[Task to complete]
Find every line with the word "screenshot". Copy those lines.

begin

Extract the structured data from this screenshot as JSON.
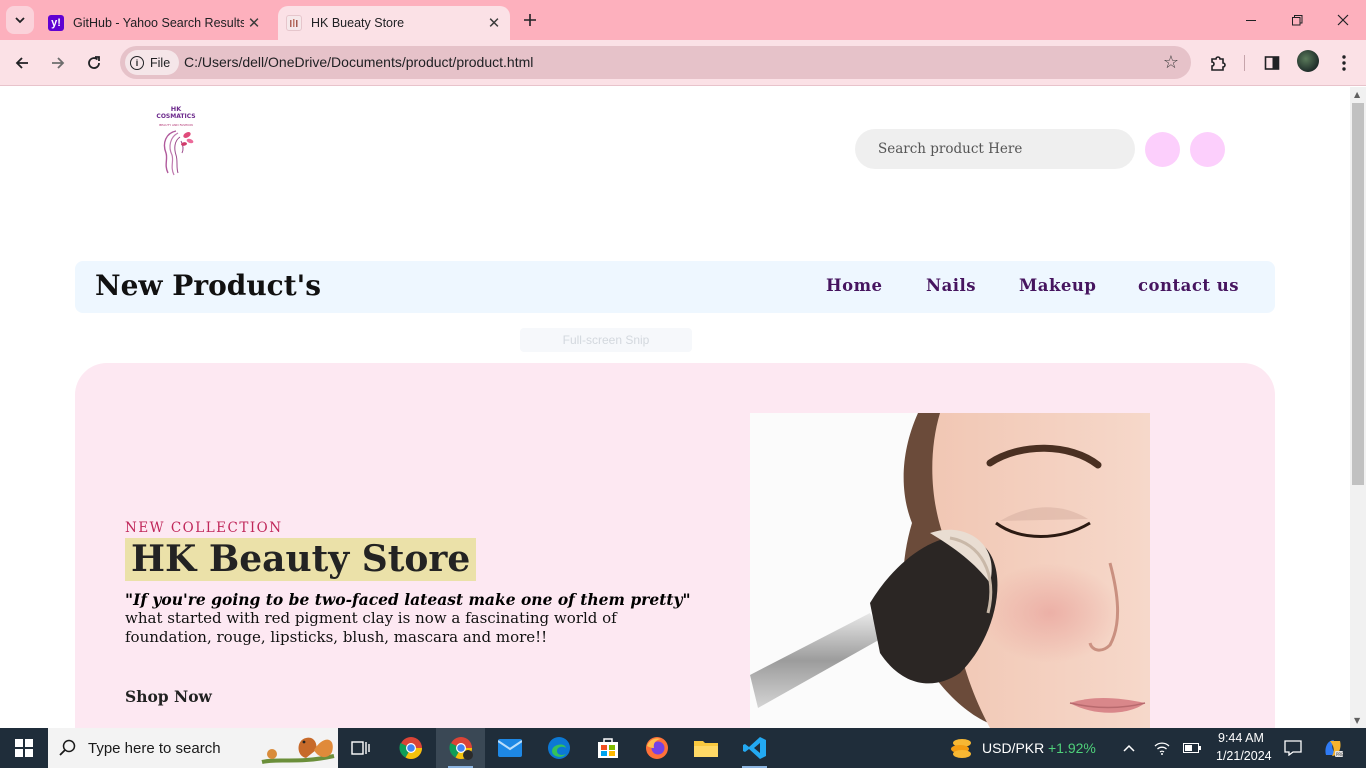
{
  "browser": {
    "tabs": [
      {
        "title": "GitHub - Yahoo Search Results",
        "favicon": "yahoo-icon",
        "active": false
      },
      {
        "title": "HK Bueaty Store",
        "favicon": "hk-store-icon",
        "active": true
      }
    ],
    "site_chip": "File",
    "url": "C:/Users/dell/OneDrive/Documents/product/product.html"
  },
  "header": {
    "logo": {
      "line1": "HK",
      "line2": "COSMATICS",
      "line3": "BEAUTY AND FASHION"
    },
    "search_placeholder": "Search product Here"
  },
  "nav": {
    "brand": "New Product's",
    "links": [
      "Home",
      "Nails",
      "Makeup",
      "contact us"
    ]
  },
  "ghost_overlay": "Full-screen Snip",
  "hero": {
    "eyebrow": "NEW COLLECTION",
    "title": "HK Beauty Store",
    "quote": "\"If you're going to be two-faced lateast make one of them pretty\"",
    "description": "what started with red pigment clay is now a fascinating world of foundation, rouge, lipsticks, blush, mascara and more!!",
    "cta": "Shop Now"
  },
  "taskbar": {
    "search_placeholder": "Type here to search",
    "currency_pair": "USD/PKR",
    "currency_change": "+1.92%",
    "time": "9:44 AM",
    "date": "1/21/2024"
  },
  "colors": {
    "tab_strip": "#fdb0bd",
    "toolbar": "#fbe1e6",
    "nav_bg": "#eef7ff",
    "nav_link": "#46155f",
    "hero_bg": "#fde8f2",
    "title_highlight": "#ebe1a9",
    "eyebrow": "#c0275a",
    "circle_buttons": "#fccffc",
    "taskbar": "#1f2d3a",
    "positive_change": "#4fd17a"
  }
}
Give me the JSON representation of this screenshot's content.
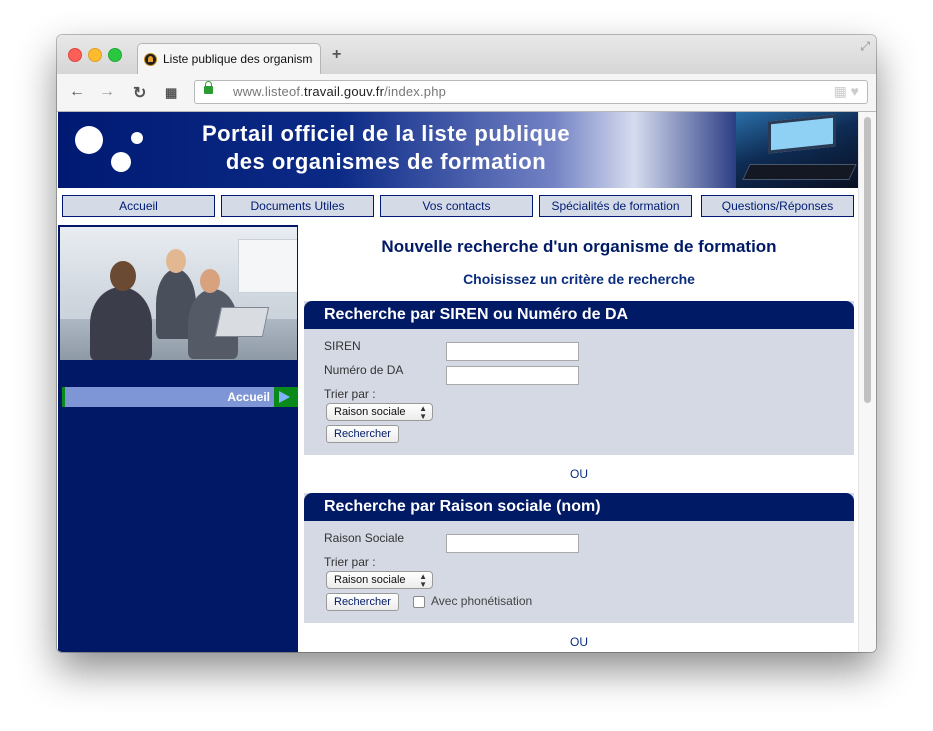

end

[Completed exercise]
Extract the structured data from this screenshot as JSON.
Give me the JSON representation of this screenshot's content.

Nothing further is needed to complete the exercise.